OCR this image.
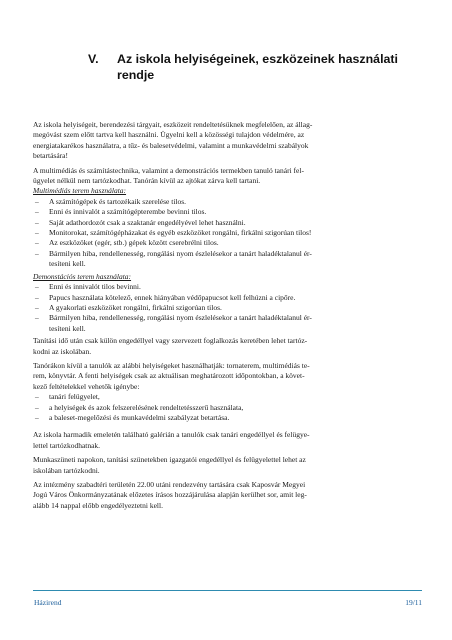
V. Az iskola helyiségeinek, eszközeinek használati
rendje

Az iskola helyiségeit, berendezési tárgyait, eszközeit rendeltetésüknek megfelelően, az állag-
megóvást szem előtt tartva kell használni. Ügyelni kell a közösségi tulajdon védelmére, az
energiatakarékos használatra, a tűz- és balesetvédelmi, valamint a munkavédelmi szabályok
betartására!

A multimédiás és számítástechnika, valamint a demonstrációs termekben tanuló tanári fel-
ügyelet nélkül nem tartózkodhat. Tanórán kívül az ajtókat zárva kell tartani.

Multimédiás terem használata:

– A számítógépek és tartozékaik szerelése tilos.
– Enni és innivalót a számítógépterembe bevinni tilos.
– Saját adathordozót csak a szaktanár engedélyével lehet használni.
– Monitorokat, számítógépházakat és egyéb eszközöket rongálni, firkálni szigorúan tilos!
– Az eszközöket (egér, stb.) gépek között cserebrélni tilos.
– Bármilyen hiba, rendellenesség, rongálási nyom észlelésekor a tanárt haladéktalanul ér-
tesíteni kell.

Demonstációs terem használata:

– Enni és innivalót tilos bevinni.
– Papucs használata kötelező, ennek hiányában védőpapucsot kell felhúzni a cipőre.
– A gyakorlati eszközöket rongálni, firkálni szigorúan tilos.
– Bármilyen hiba, rendellenesség, rongálási nyom észlelésekor a tanárt haladéktalanul ér-
tesíteni kell.

Tanítási idő után csak külön engedéllyel vagy szervezett foglalkozás keretében lehet tartóz-
kodni az iskolában.

Tanórákon kívül a tanulók az alábbi helyiségeket használhatják: tornaterem, multimédiás te-
rem, könyvtár. A fenti helyiségek csak az aktuálisan meghatározott időpontokban, a követ-
kező feltételekkel vehetők igénybe:

– tanári felügyelet,
– a helyiségek és azok felszerelésének rendeltetésszerű használata,
– a baleset-megelőzési és munkavédelmi szabályzat betartása.

Az iskola harmadik emeletén található galérián a tanulók csak tanári engedéllyel és felügye-
lettel tartózkodhatnak.

Munkaszüneti napokon, tanítási szünetekben igazgatói engedéllyel és felügyelettel lehet az
iskolában tartózkodni.

Az intézmény szabadtéri területén 22.00 utáni rendezvény tartására csak Kaposvár Megyei
Jogú Város Önkormányzatának előzetes írásos hozzájárulása alapján kerülhet sor, amit leg-
alább 14 nappal előbb engedélyeztetni kell.

Házirend	19/11
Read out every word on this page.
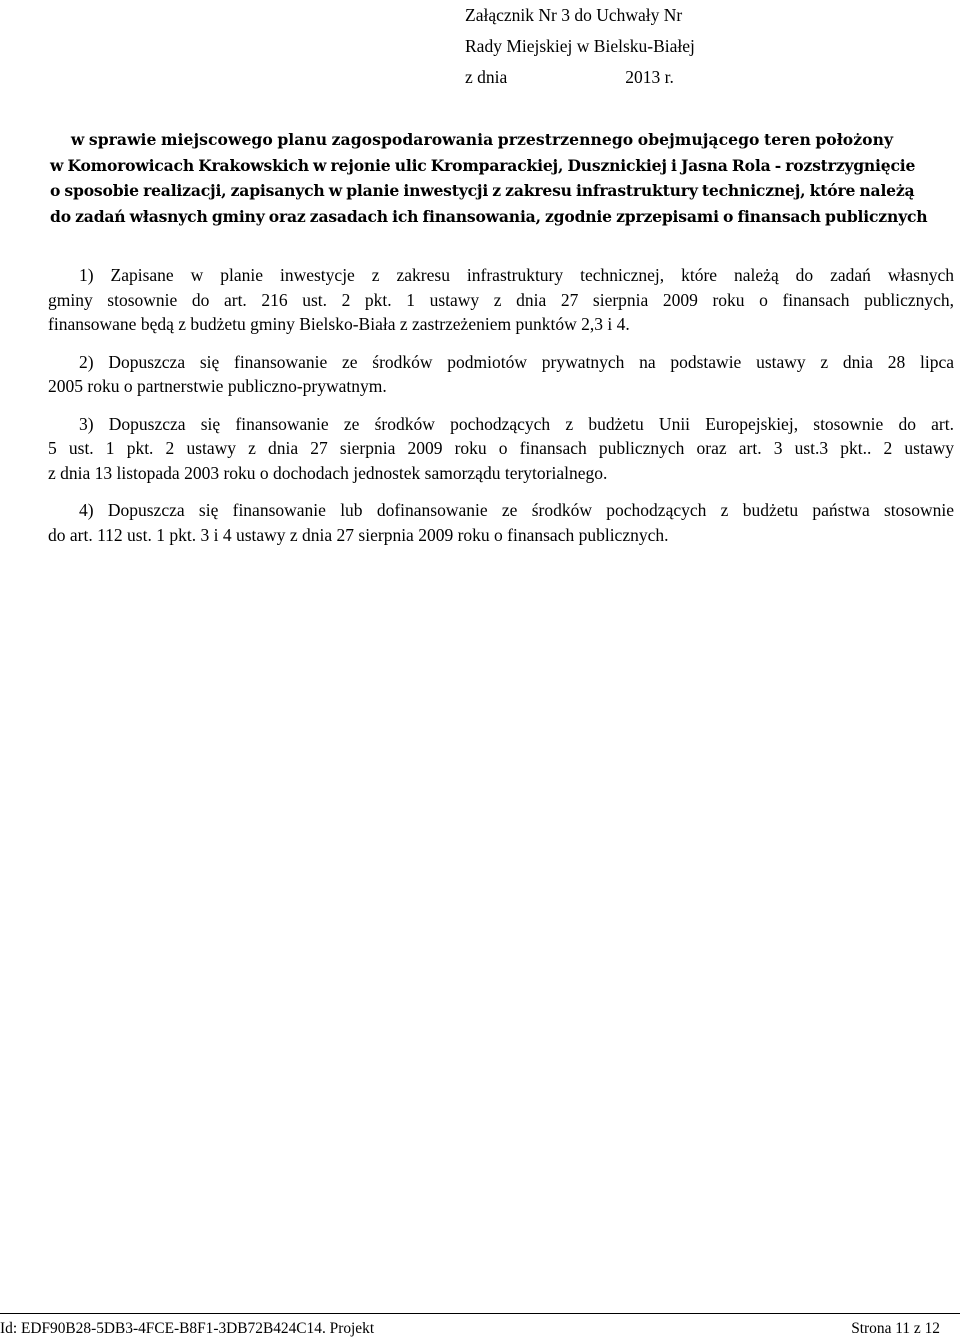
Załącznik Nr 3 do Uchwały Nr
Rady Miejskiej w Bielsku-Białej
z dnia	2013 r.
w sprawie miejscowego planu zagospodarowania przestrzennego obejmującego teren położony
w Komorowicach Krakowskich w rejonie ulic Kromparackiej, Dusznickiej i Jasna Rola - rozstrzygnięcie
o sposobie realizacji, zapisanych w planie inwestycji z zakresu infrastruktury technicznej, które należą
do zadań własnych gminy oraz zasadach ich finansowania, zgodnie zprzepisami o finansach publicznych
1) Zapisane w planie inwestycje z zakresu infrastruktury technicznej, które należą do zadań własnych
gminy stosownie do art. 216 ust. 2 pkt. 1 ustawy z dnia 27 sierpnia 2009 roku o finansach publicznych,
finansowane będą z budżetu gminy Bielsko-Biała z zastrzeżeniem punktów 2,3 i 4.
2) Dopuszcza się finansowanie ze środków podmiotów prywatnych na podstawie ustawy z dnia 28 lipca
2005 roku o partnerstwie publiczno-prywatnym.
3) Dopuszcza się finansowanie ze środków pochodzących z budżetu Unii Europejskiej, stosownie do art.
5 ust. 1 pkt. 2 ustawy z dnia 27 sierpnia 2009 roku o finansach publicznych oraz art. 3 ust.3 pkt.. 2 ustawy
z dnia 13 listopada 2003 roku o dochodach jednostek samorządu terytorialnego.
4) Dopuszcza się finansowanie lub dofinansowanie ze środków pochodzących z budżetu państwa stosownie
do art. 112 ust. 1 pkt. 3 i 4 ustawy z dnia 27 sierpnia 2009 roku o finansach publicznych.
Id: EDF90B28-5DB3-4FCE-B8F1-3DB72B424C14. Projekt	Strona 11 z 12
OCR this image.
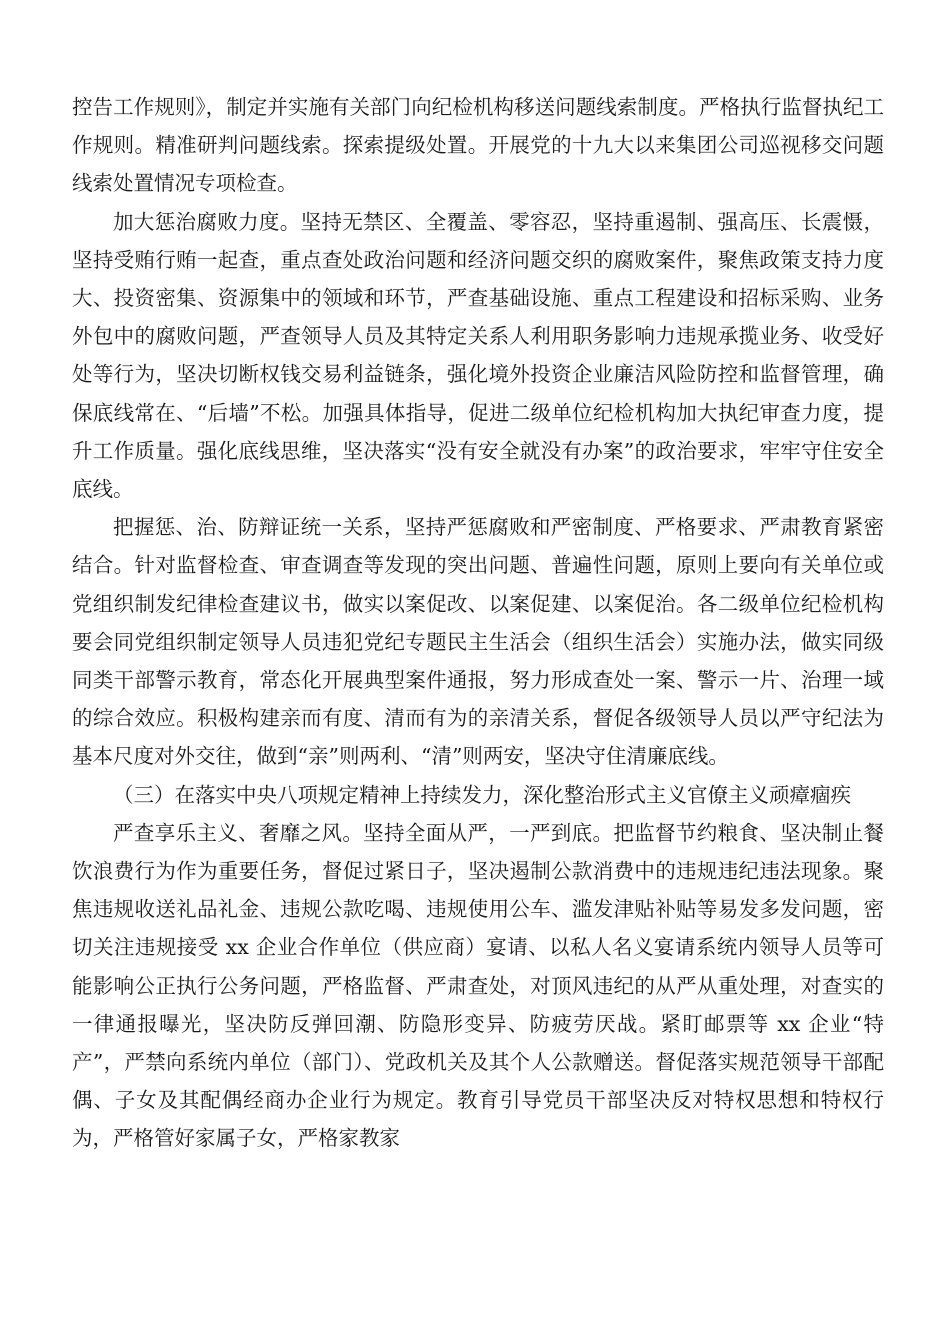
控告工作规则》，制定并实施有关部门向纪检机构移送问题线索制度。严格执行监督执纪工作规则。精准研判问题线索。探索提级处置。开展党的十九大以来集团公司巡视移交问题线索处置情况专项检查。

加大惩治腐败力度。坚持无禁区、全覆盖、零容忍，坚持重遏制、强高压、长震慑，坚持受贿行贿一起查，重点查处政治问题和经济问题交织的腐败案件，聚焦政策支持力度大、投资密集、资源集中的领域和环节，严查基础设施、重点工程建设和招标采购、业务外包中的腐败问题，严查领导人员及其特定关系人利用职务影响力违规承揽业务、收受好处等行为，坚决切断权钱交易利益链条，强化境外投资企业廉洁风险防控和监督管理，确保底线常在、“后墙”不松。加强具体指导，促进二级单位纪检机构加大执纪审查力度，提升工作质量。强化底线思维，坚决落实“没有安全就没有办案”的政治要求，牢牢守住安全底线。

把握惩、治、防辩证统一关系，坚持严惩腐败和严密制度、严格要求、严肃教育紧密结合。针对监督检查、审查调查等发现的突出问题、普遍性问题，原则上要向有关单位或党组织制发纪律检查建议书，做实以案促改、以案促建、以案促治。各二级单位纪检机构要会同党组织制定领导人员违犯党纪专题民主生活会（组织生活会）实施办法，做实同级同类干部警示教育，常态化开展典型案件通报，努力形成查处一案、警示一片、治理一域的综合效应。积极构建亲而有度、清而有为的亲清关系，督促各级领导人员以严守纪法为基本尺度对外交往，做到“亲”则两利、“清”则两安，坚决守住清廉底线。

（三）在落实中央八项规定精神上持续发力，深化整治形式主义官僚主义顽瘴痼疾

严查享乐主义、奢靡之风。坚持全面从严，一严到底。把监督节约粮食、坚决制止餐饮浪费行为作为重要任务，督促过紧日子，坚决遏制公款消费中的违规违纪违法现象。聚焦违规收送礼品礼金、违规公款吃喝、违规使用公车、滥发津贴补贴等易发多发问题，密切关注违规接受 xx 企业合作单位（供应商）宴请、以私人名义宴请系统内领导人员等可能影响公正执行公务问题，严格监督、严肃查处，对顶风违纪的从严从重处理，对查实的一律通报曝光，坚决防反弹回潮、防隐形变异、防疲劳厌战。紧盯邮票等 xx 企业“特产”，严禁向系统内单位（部门）、党政机关及其个人公款赠送。督促落实规范领导干部配偶、子女及其配偶经商办企业行为规定。教育引导党员干部坚决反对特权思想和特权行为，严格管好家属子女，严格家教家
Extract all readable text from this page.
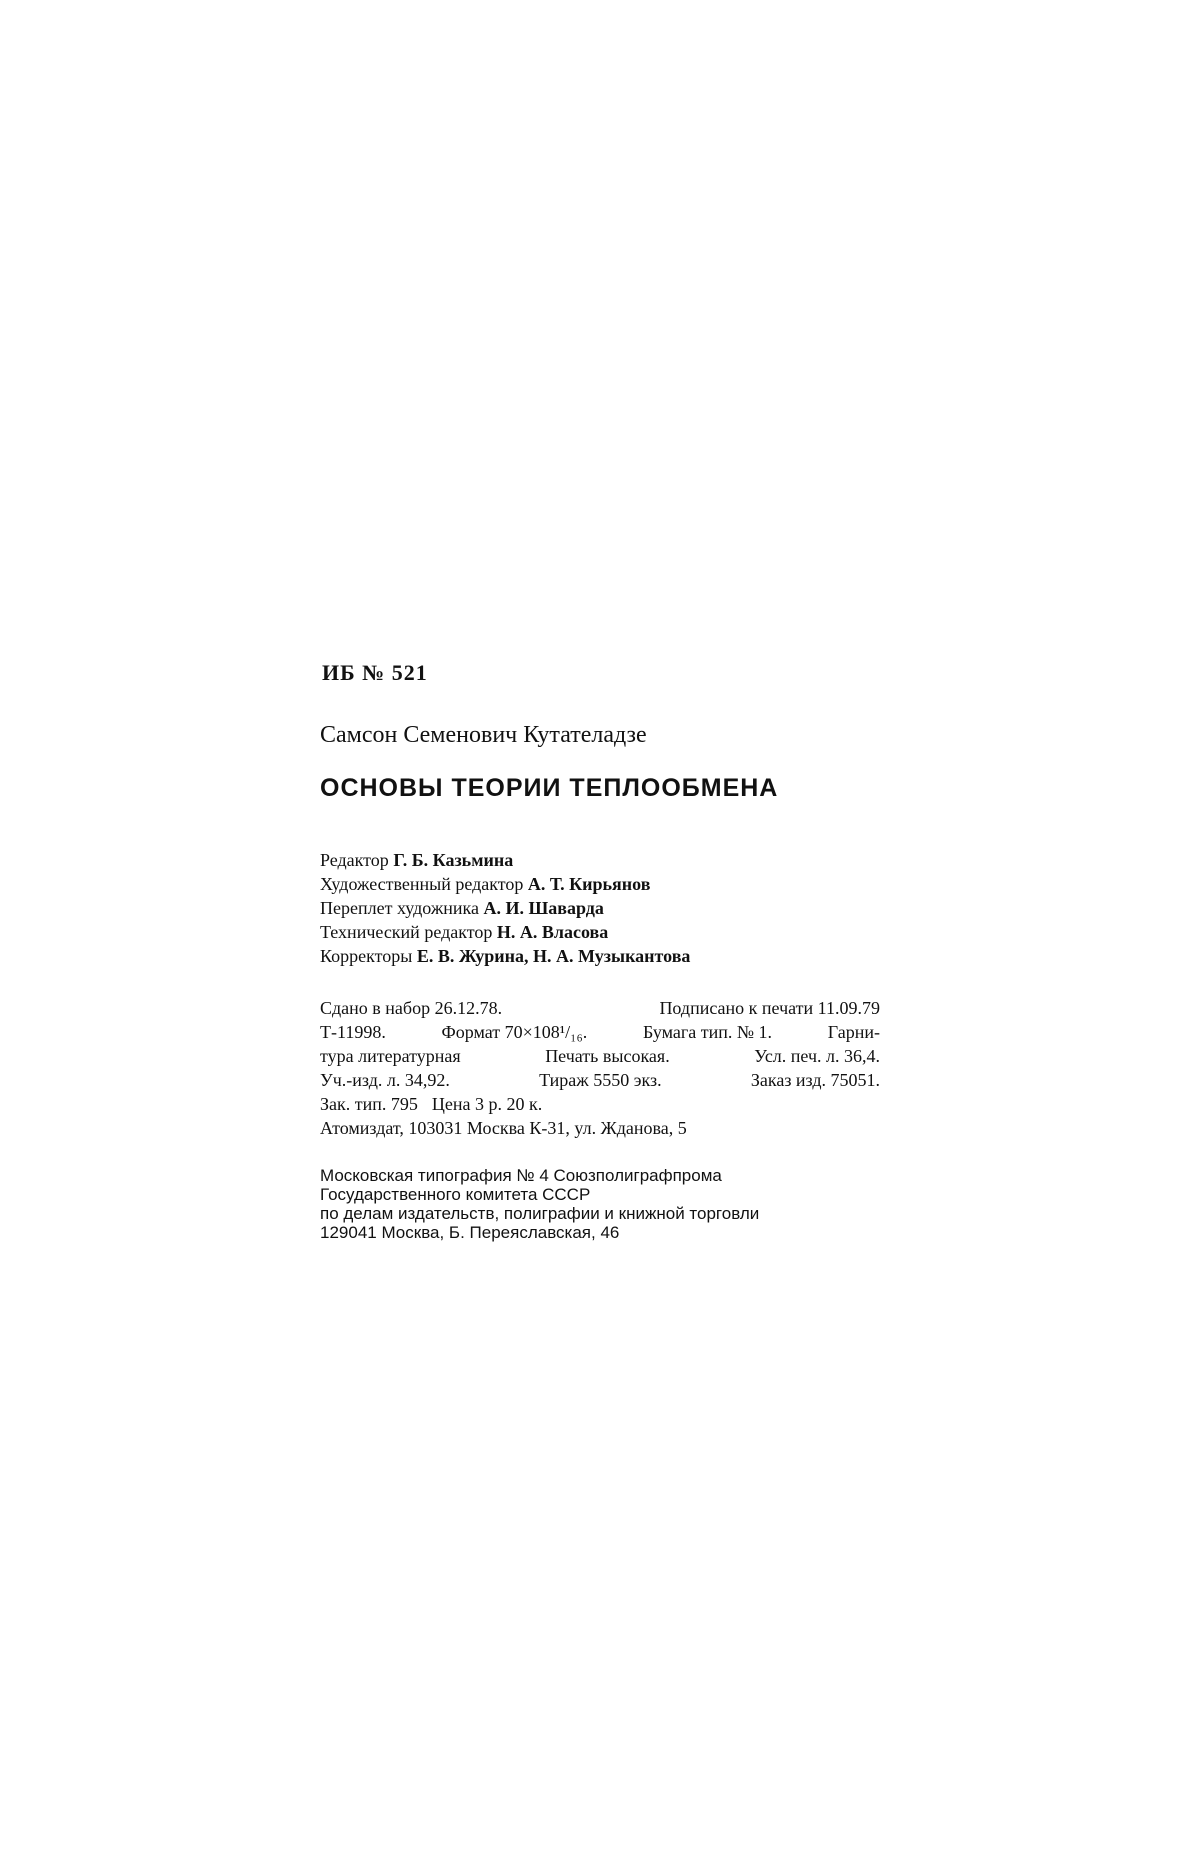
ИБ № 521
Самсон Семенович Кутателадзе
ОСНОВЫ ТЕОРИИ ТЕПЛООБМЕНА
Редактор Г. Б. Казьмина
Художественный редактор А. Т. Кирьянов
Переплет художника А. И. Шаварда
Технический редактор Н. А. Власова
Корректоры Е. В. Журина, Н. А. Музыкантова
Сдано в набор 26.12.78.	Подписано к печати 11.09.79
Т-11998.	Формат 70×108¹/₁₆.	Бумага тип. № 1.	Гарни-
тура литературная	Печать высокая.	Усл. печ. л. 36,4.
Уч.-изд. л. 34,92.	Тираж 5550 экз.	Заказ изд. 75051.
Зак. тип. 795 Цена 3 р. 20 к.
Атомиздат, 103031 Москва К-31, ул. Жданова, 5
Московская типография № 4 Союзполиграфпрома
Государственного комитета СССР
по делам издательств, полиграфии и книжной торговли
129041 Москва, Б. Переяславская, 46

++++++++

### Goal
Find every line above that contains the word "Enni", and return each one.

### Solved exercise
– Enni és innivalót a számítógépterembe bevinni tilos.
– Enni és innivalót tilos bevinni.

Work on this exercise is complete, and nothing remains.